## Task instructions
Write out the full listing exactly as given, minus the images.

Raw records
▬▬▬▬▬▬

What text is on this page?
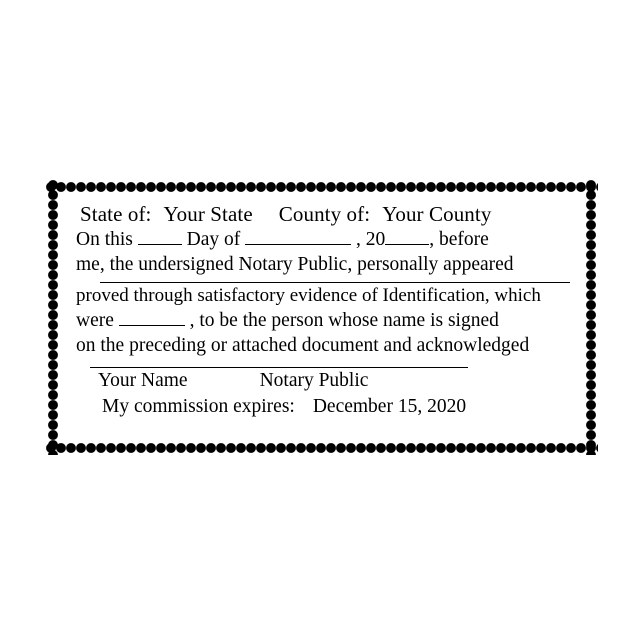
State of: Your State County of: Your County
On this  Day of	, 20 , before
me, the undersigned Notary Public, personally appeared
proved through satisfactory evidence of Identification, which
were	, to be the person whose name is signed
on the preceding or attached document and acknowledged
Your Name	Notary Public
My commission expires: December 15, 2020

▬▬▬▬▬▬

## Result of this task
What text is on this page?
State of: Your State County of: Your County
On this  Day of	, 20 , before
me, the undersigned Notary Public, personally appeared
proved through satisfactory evidence of Identification, which
were	, to be the person whose name is signed
on the preceding or attached document and acknowledged
Your Name	Notary Public
My commission expires: December 15, 2020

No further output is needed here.